STATED GOAL
Scan the lines below for the word "Year". Copy each line you find it in.

Dataset records on visual material
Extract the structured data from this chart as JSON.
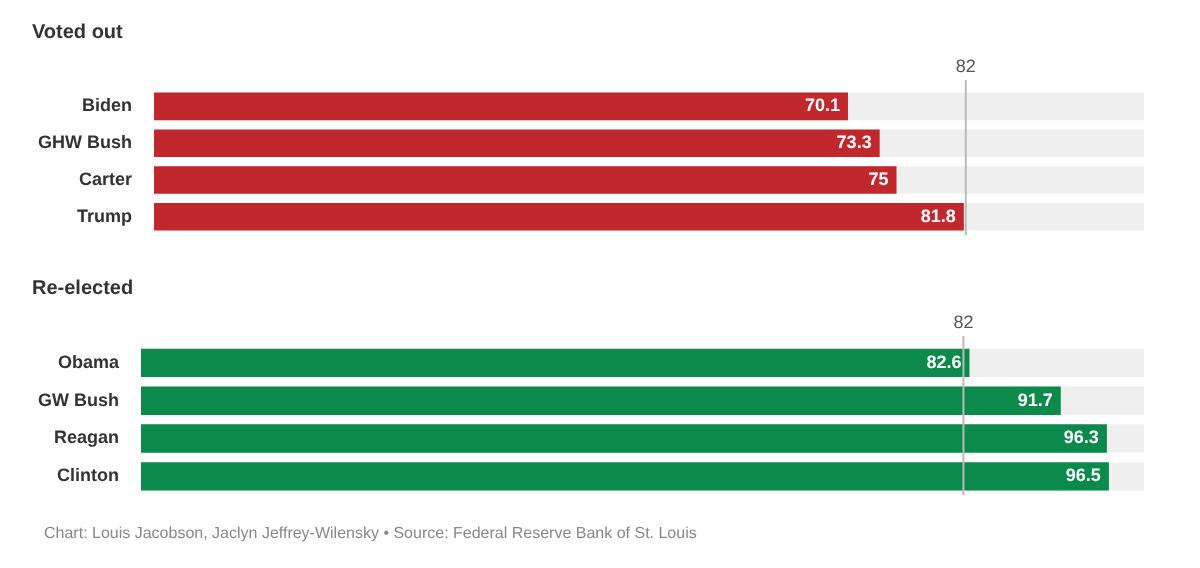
{
  "chart_data": [
    {
      "type": "bar",
      "orientation": "horizontal",
      "title": "Voted out",
      "categories": [
        "Biden",
        "GHW Bush",
        "Carter",
        "Trump"
      ],
      "values": [
        70.1,
        73.3,
        75,
        81.8
      ],
      "color": "#c0282d",
      "xlim": [
        0,
        100
      ],
      "tick_labels": "y",
      "data_labels": true,
      "ref_lines": [
        {
          "axis": "x",
          "value": 82,
          "label": "82",
          "color": "#bbbbbb"
        }
      ]
    },
    {
      "type": "bar",
      "orientation": "horizontal",
      "title": "Re-elected",
      "categories": [
        "Obama",
        "GW Bush",
        "Reagan",
        "Clinton"
      ],
      "values": [
        82.6,
        91.7,
        96.3,
        96.5
      ],
      "color": "#0b8a4c",
      "xlim": [
        0,
        100
      ],
      "tick_labels": "y",
      "data_labels": true,
      "ref_lines": [
        {
          "axis": "x",
          "value": 82,
          "label": "82",
          "color": "#bbbbbb"
        }
      ],
      "annotations": [
        "Chart: Louis Jacobson, Jaclyn Jeffrey-Wilensky • Source: Federal Reserve Bank of St. Louis"
      ]
    }
  ]
}
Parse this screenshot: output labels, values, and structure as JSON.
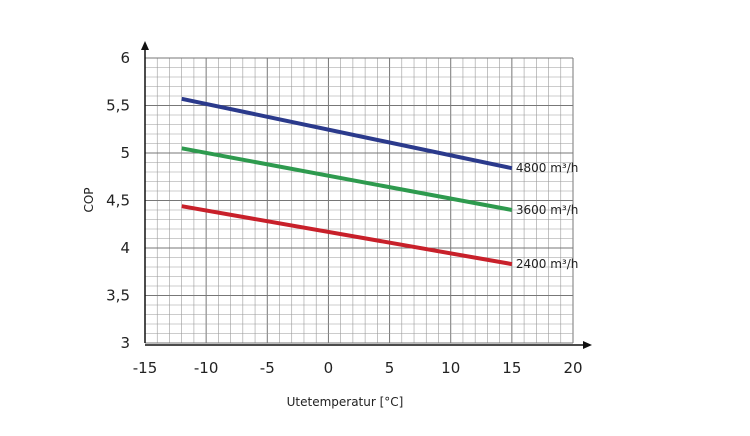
{
  "chart_data": {
    "type": "line",
    "title": "",
    "xlabel": "Utetemperatur [°C]",
    "ylabel": "COP",
    "xlim": [
      -15,
      20
    ],
    "ylim": [
      3,
      6
    ],
    "xticks": [
      "-15",
      "-10",
      "-5",
      "0",
      "5",
      "10",
      "15",
      "20"
    ],
    "yticks": [
      "3",
      "3,5",
      "4",
      "4,5",
      "5",
      "5,5",
      "6"
    ],
    "grid": true,
    "legend": "inline labels at line ends",
    "series": [
      {
        "name": "4800 m³/h",
        "color": "#2b3a8c",
        "x": [
          -12,
          15
        ],
        "y": [
          5.57,
          4.84
        ]
      },
      {
        "name": "3600 m³/h",
        "color": "#2e9a4e",
        "x": [
          -12,
          15
        ],
        "y": [
          5.05,
          4.4
        ]
      },
      {
        "name": "2400 m³/h",
        "color": "#c8202a",
        "x": [
          -12,
          15
        ],
        "y": [
          4.44,
          3.83
        ]
      }
    ]
  }
}
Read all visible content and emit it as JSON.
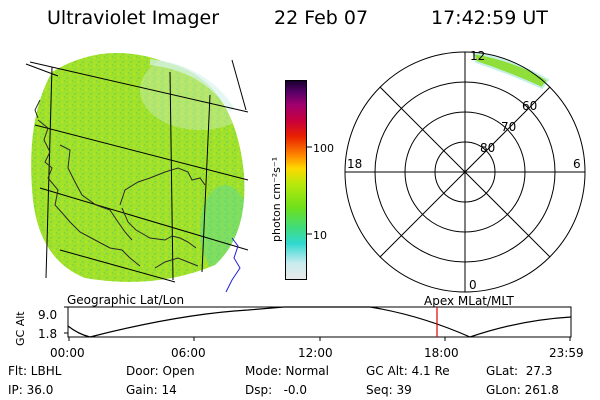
{
  "header": {
    "title": "Ultraviolet Imager",
    "date": "22 Feb 07",
    "time": "17:42:59 UT"
  },
  "geo_panel": {
    "label": "Geographic Lat/Lon"
  },
  "colorbar": {
    "unit_label": "photon cm⁻²s⁻¹",
    "ticks": [
      "100",
      "10"
    ],
    "scale": "log",
    "colors": [
      "#e8e8e8",
      "#c8ecf0",
      "#30d8d0",
      "#40dc7a",
      "#6ee01c",
      "#b8e80c",
      "#ffd800",
      "#ff8c00",
      "#e82000",
      "#c8003c",
      "#a0006e",
      "#5a0068",
      "#1a0030"
    ]
  },
  "polar_panel": {
    "label": "Apex MLat/MLT",
    "mlt_labels": {
      "top": "12",
      "right": "6",
      "bottom": "0",
      "left": "18"
    },
    "mlat_labels": [
      "80",
      "70",
      "60"
    ]
  },
  "altitude_plot": {
    "axis_label": "GC Alt",
    "y_ticks": [
      "9.0",
      "1.8"
    ],
    "x_ticks": [
      "00:00",
      "06:00",
      "12:00",
      "18:00",
      "23:59"
    ],
    "current_time_color": "#e00000"
  },
  "footer": {
    "row1": [
      "Flt: LBHL",
      "Door: Open",
      "Mode: Normal",
      "GC Alt: 4.1 Re",
      "GLat:  27.3"
    ],
    "row2": [
      "IP: 36.0",
      "Gain: 14",
      "Dsp:   -0.0",
      "Seq: 39",
      "GLon: 261.8"
    ]
  }
}
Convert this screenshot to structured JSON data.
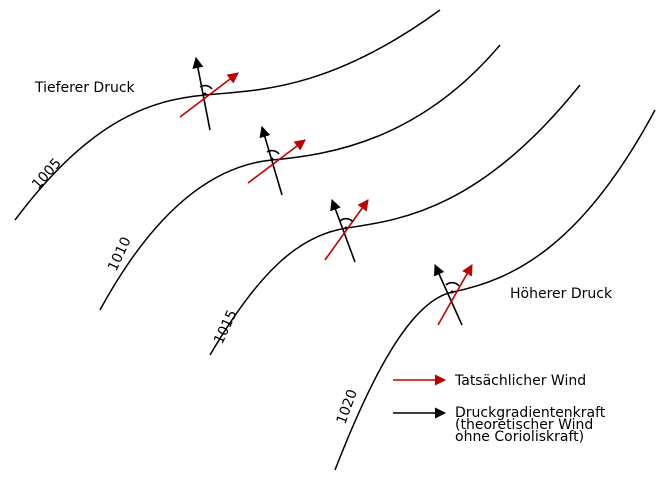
{
  "regions": {
    "low": "Tieferer Druck",
    "high": "Höherer Druck"
  },
  "isobars": [
    {
      "label": "1005"
    },
    {
      "label": "1010"
    },
    {
      "label": "1015"
    },
    {
      "label": "1020"
    }
  ],
  "legend": [
    {
      "label": "Tatsächlicher Wind"
    },
    {
      "lines": [
        "Druckgradientenkraft",
        "(theoretischer Wind",
        "ohne Corioliskraft)"
      ]
    }
  ]
}
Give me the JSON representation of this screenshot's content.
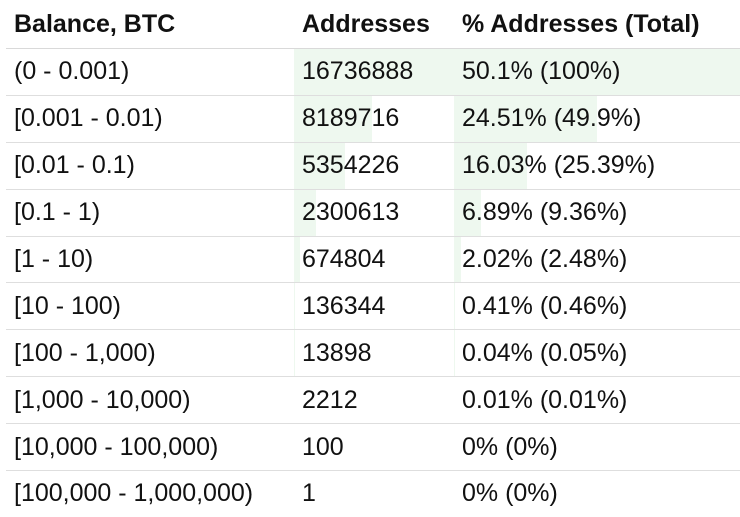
{
  "chart_data": {
    "type": "table",
    "columns": [
      "Balance, BTC",
      "Addresses",
      "% Addresses (Total)"
    ],
    "rows": [
      {
        "balance": "(0 - 0.001)",
        "addresses": "16736888",
        "percent": "50.1% (100%)",
        "addr_share": 1.0,
        "pct_share": 1.0
      },
      {
        "balance": "[0.001 - 0.01)",
        "addresses": "8189716",
        "percent": "24.51% (49.9%)",
        "addr_share": 0.489,
        "pct_share": 0.499
      },
      {
        "balance": "[0.01 - 0.1)",
        "addresses": "5354226",
        "percent": "16.03% (25.39%)",
        "addr_share": 0.32,
        "pct_share": 0.254
      },
      {
        "balance": "[0.1 - 1)",
        "addresses": "2300613",
        "percent": "6.89% (9.36%)",
        "addr_share": 0.137,
        "pct_share": 0.094
      },
      {
        "balance": "[1 - 10)",
        "addresses": "674804",
        "percent": "2.02% (2.48%)",
        "addr_share": 0.04,
        "pct_share": 0.025
      },
      {
        "balance": "[10 - 100)",
        "addresses": "136344",
        "percent": "0.41% (0.46%)",
        "addr_share": 0.008,
        "pct_share": 0.005
      },
      {
        "balance": "[100 - 1,000)",
        "addresses": "13898",
        "percent": "0.04% (0.05%)",
        "addr_share": 0.001,
        "pct_share": 0.0005
      },
      {
        "balance": "[1,000 - 10,000)",
        "addresses": "2212",
        "percent": "0.01% (0.01%)",
        "addr_share": 0.0001,
        "pct_share": 0.0001
      },
      {
        "balance": "[10,000 - 100,000)",
        "addresses": "100",
        "percent": "0% (0%)",
        "addr_share": 0,
        "pct_share": 0
      },
      {
        "balance": "[100,000 - 1,000,000)",
        "addresses": "1",
        "percent": "0% (0%)",
        "addr_share": 0,
        "pct_share": 0
      }
    ],
    "bar_color": "#eef8ef"
  }
}
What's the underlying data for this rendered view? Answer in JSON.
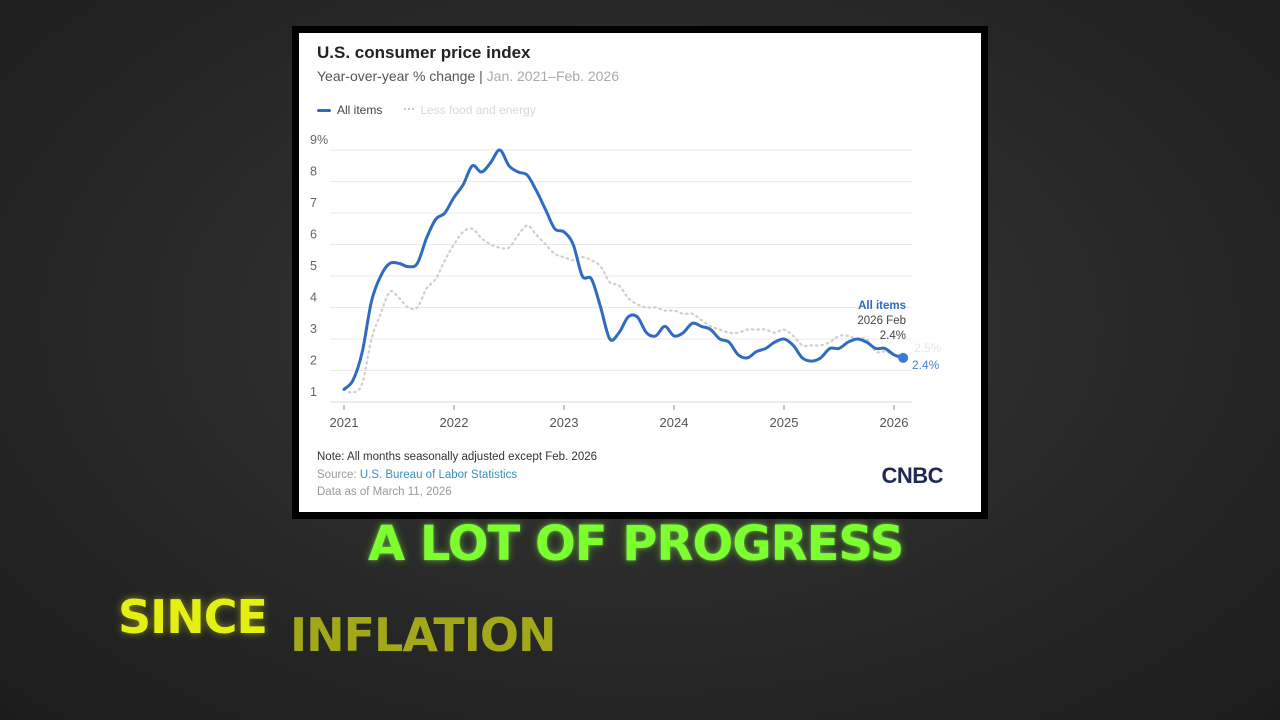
{
  "chart": {
    "title": "U.S. consumer price index",
    "subtitle_main": "Year-over-year % change",
    "subtitle_sep": " | ",
    "subtitle_range": "Jan. 2021–Feb. 2026",
    "legend": [
      {
        "label": "All items",
        "style": "solid",
        "color": "#2f6cc1"
      },
      {
        "label": "Less food and energy",
        "style": "dotted",
        "color": "#c8c8c8"
      }
    ],
    "y_ticks": [
      "9%",
      "8",
      "7",
      "6",
      "5",
      "4",
      "3",
      "2",
      "1"
    ],
    "x_ticks": [
      "2021",
      "2022",
      "2023",
      "2024",
      "2025",
      "2026"
    ],
    "annotation": {
      "series": "All items",
      "date": "2026 Feb",
      "value": "2.4%",
      "end_label_all": "2.4%",
      "end_label_core": "2.5%"
    },
    "note": "Note: All months seasonally adjusted except Feb. 2026",
    "source_prefix": "Source: ",
    "source_link": "U.S. Bureau of Labor Statistics",
    "as_of": "Data as of March 11, 2026",
    "logo": "CNBC"
  },
  "captions": {
    "line1": "A LOT OF PROGRESS",
    "line2a": "SINCE",
    "line2b": "INFLATION"
  },
  "chart_data": {
    "type": "line",
    "title": "U.S. consumer price index",
    "subtitle": "Year-over-year % change | Jan. 2021–Feb. 2026",
    "xlabel": "",
    "ylabel": "%",
    "ylim": [
      1,
      9
    ],
    "grid": true,
    "legend_position": "top-left",
    "x": [
      "2021-01",
      "2021-02",
      "2021-03",
      "2021-04",
      "2021-05",
      "2021-06",
      "2021-07",
      "2021-08",
      "2021-09",
      "2021-10",
      "2021-11",
      "2021-12",
      "2022-01",
      "2022-02",
      "2022-03",
      "2022-04",
      "2022-05",
      "2022-06",
      "2022-07",
      "2022-08",
      "2022-09",
      "2022-10",
      "2022-11",
      "2022-12",
      "2023-01",
      "2023-02",
      "2023-03",
      "2023-04",
      "2023-05",
      "2023-06",
      "2023-07",
      "2023-08",
      "2023-09",
      "2023-10",
      "2023-11",
      "2023-12",
      "2024-01",
      "2024-02",
      "2024-03",
      "2024-04",
      "2024-05",
      "2024-06",
      "2024-07",
      "2024-08",
      "2024-09",
      "2024-10",
      "2024-11",
      "2024-12",
      "2025-01",
      "2025-02",
      "2025-03",
      "2025-04",
      "2025-05",
      "2025-06",
      "2025-07",
      "2025-08",
      "2025-09",
      "2025-10",
      "2025-11",
      "2025-12",
      "2026-01",
      "2026-02"
    ],
    "series": [
      {
        "name": "All items",
        "color": "#2f6cc1",
        "values": [
          1.4,
          1.7,
          2.6,
          4.2,
          5.0,
          5.4,
          5.4,
          5.3,
          5.4,
          6.2,
          6.8,
          7.0,
          7.5,
          7.9,
          8.5,
          8.3,
          8.6,
          9.0,
          8.5,
          8.3,
          8.2,
          7.7,
          7.1,
          6.5,
          6.4,
          6.0,
          5.0,
          4.9,
          4.0,
          3.0,
          3.2,
          3.7,
          3.7,
          3.2,
          3.1,
          3.4,
          3.1,
          3.2,
          3.5,
          3.4,
          3.3,
          3.0,
          2.9,
          2.5,
          2.4,
          2.6,
          2.7,
          2.9,
          3.0,
          2.8,
          2.4,
          2.3,
          2.4,
          2.7,
          2.7,
          2.9,
          3.0,
          2.9,
          2.7,
          2.7,
          2.5,
          2.4
        ]
      },
      {
        "name": "Less food and energy",
        "color": "#c8c8c8",
        "values": [
          1.4,
          1.3,
          1.6,
          3.0,
          3.8,
          4.5,
          4.3,
          4.0,
          4.0,
          4.6,
          4.9,
          5.5,
          6.0,
          6.4,
          6.5,
          6.2,
          6.0,
          5.9,
          5.9,
          6.3,
          6.6,
          6.3,
          6.0,
          5.7,
          5.6,
          5.5,
          5.6,
          5.5,
          5.3,
          4.8,
          4.7,
          4.3,
          4.1,
          4.0,
          4.0,
          3.9,
          3.9,
          3.8,
          3.8,
          3.6,
          3.4,
          3.3,
          3.2,
          3.2,
          3.3,
          3.3,
          3.3,
          3.2,
          3.3,
          3.1,
          2.8,
          2.8,
          2.8,
          2.9,
          3.1,
          3.1,
          3.0,
          3.0,
          2.6,
          2.6,
          2.5,
          2.5
        ]
      }
    ],
    "annotations": [
      {
        "text": "All items 2026 Feb 2.4%",
        "x": "2026-02",
        "y": 2.4
      }
    ]
  }
}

WRITTEN REPLY
    "subtitle_main": "Year-over-year % change",
    "subtitle": "Year-over-year % change | Jan. 2021–Feb. 2026",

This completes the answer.